GIVEN REQUEST => Pull out every line below holding the word "attack".
═══ GIVEN RECORDS
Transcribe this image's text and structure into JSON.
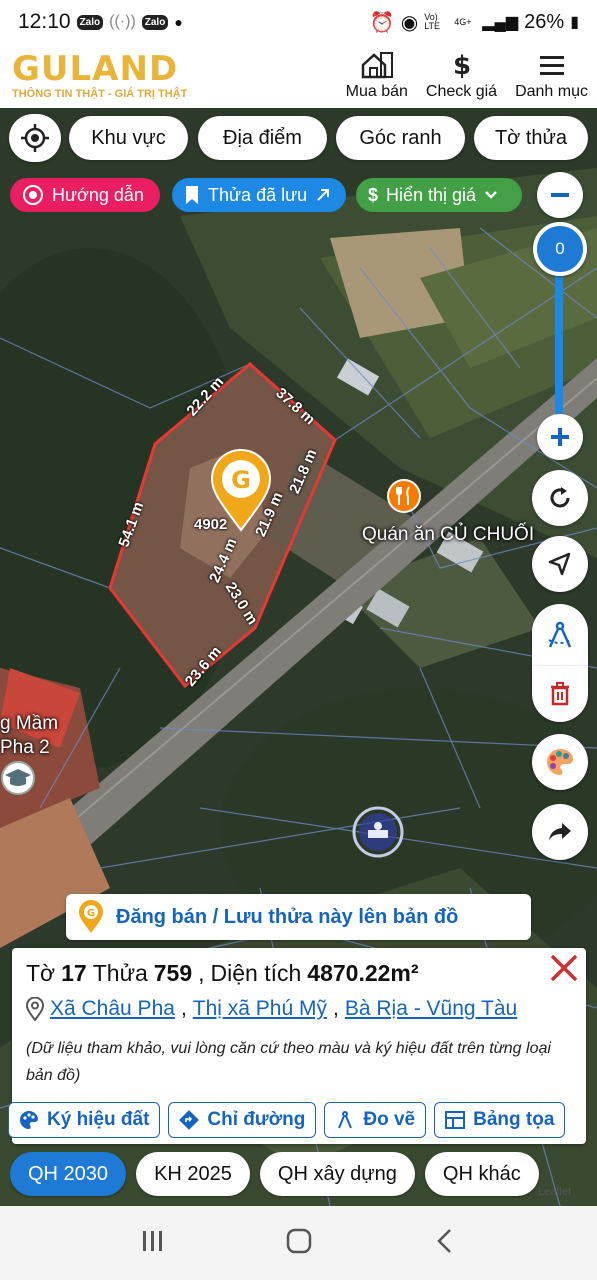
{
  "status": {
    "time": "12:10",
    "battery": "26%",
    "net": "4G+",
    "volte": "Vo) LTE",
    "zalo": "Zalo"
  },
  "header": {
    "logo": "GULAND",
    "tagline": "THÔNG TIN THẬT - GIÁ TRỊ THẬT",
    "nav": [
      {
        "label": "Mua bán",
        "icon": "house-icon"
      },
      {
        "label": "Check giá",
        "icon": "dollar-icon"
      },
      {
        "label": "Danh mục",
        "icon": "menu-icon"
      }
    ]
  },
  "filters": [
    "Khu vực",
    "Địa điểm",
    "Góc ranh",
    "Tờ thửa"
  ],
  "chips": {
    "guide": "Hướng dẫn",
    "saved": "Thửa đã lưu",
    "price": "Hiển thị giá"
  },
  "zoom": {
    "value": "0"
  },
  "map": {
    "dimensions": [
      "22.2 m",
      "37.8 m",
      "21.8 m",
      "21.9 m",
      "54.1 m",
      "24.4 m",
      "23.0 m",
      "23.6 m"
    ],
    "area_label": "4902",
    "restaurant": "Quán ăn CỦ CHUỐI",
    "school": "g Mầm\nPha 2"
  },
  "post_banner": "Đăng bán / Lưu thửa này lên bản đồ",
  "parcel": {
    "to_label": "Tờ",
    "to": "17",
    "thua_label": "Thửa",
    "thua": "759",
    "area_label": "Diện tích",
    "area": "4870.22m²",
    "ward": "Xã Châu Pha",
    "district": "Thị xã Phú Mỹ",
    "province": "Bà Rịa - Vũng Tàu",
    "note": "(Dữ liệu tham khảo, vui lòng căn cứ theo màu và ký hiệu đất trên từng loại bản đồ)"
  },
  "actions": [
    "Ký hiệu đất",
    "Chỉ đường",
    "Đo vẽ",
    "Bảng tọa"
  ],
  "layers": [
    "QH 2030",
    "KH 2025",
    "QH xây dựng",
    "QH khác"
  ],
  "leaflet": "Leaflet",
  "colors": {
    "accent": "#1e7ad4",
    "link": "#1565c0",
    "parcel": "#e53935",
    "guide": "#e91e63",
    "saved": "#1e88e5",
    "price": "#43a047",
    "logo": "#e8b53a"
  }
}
══════
═══ GIVEN RECORDS
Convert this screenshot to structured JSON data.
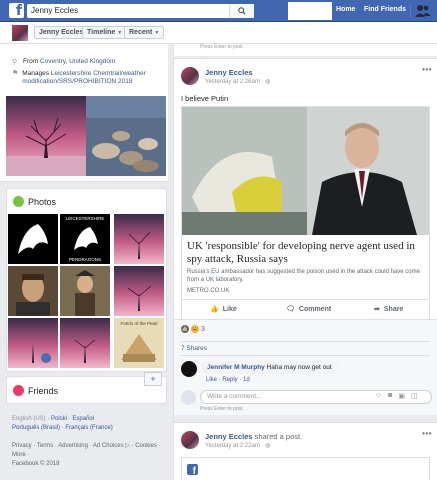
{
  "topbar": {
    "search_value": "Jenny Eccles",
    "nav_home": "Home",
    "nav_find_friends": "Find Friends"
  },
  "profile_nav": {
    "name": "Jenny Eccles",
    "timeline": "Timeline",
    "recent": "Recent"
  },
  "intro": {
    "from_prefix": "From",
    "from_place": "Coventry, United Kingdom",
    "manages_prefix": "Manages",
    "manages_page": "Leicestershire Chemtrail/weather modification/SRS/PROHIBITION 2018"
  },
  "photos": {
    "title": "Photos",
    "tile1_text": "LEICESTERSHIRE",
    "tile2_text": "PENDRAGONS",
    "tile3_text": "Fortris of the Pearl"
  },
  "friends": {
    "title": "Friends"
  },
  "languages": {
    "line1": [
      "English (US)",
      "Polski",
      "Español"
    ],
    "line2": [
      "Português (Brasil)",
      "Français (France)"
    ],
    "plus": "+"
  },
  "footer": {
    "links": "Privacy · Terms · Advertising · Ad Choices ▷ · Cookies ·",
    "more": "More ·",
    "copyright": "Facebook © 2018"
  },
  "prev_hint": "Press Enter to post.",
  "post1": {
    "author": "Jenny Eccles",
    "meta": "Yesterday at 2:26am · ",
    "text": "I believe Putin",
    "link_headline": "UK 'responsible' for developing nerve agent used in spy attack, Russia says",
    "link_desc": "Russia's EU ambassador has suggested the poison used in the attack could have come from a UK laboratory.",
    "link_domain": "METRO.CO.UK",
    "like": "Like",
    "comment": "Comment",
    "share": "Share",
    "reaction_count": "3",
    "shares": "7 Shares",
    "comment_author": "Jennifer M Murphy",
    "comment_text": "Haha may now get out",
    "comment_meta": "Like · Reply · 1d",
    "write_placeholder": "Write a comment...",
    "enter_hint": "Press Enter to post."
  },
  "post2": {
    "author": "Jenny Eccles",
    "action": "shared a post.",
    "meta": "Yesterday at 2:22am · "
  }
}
══════
SOLUTION TO THE PROBLEM =>
    "link_headline": "UK 'responsible' for developing nerve agent used in spy attack, Russia says",
    "link_desc": "Russia's EU ambassador has suggested the poison used in the attack could have come from a UK laboratory.",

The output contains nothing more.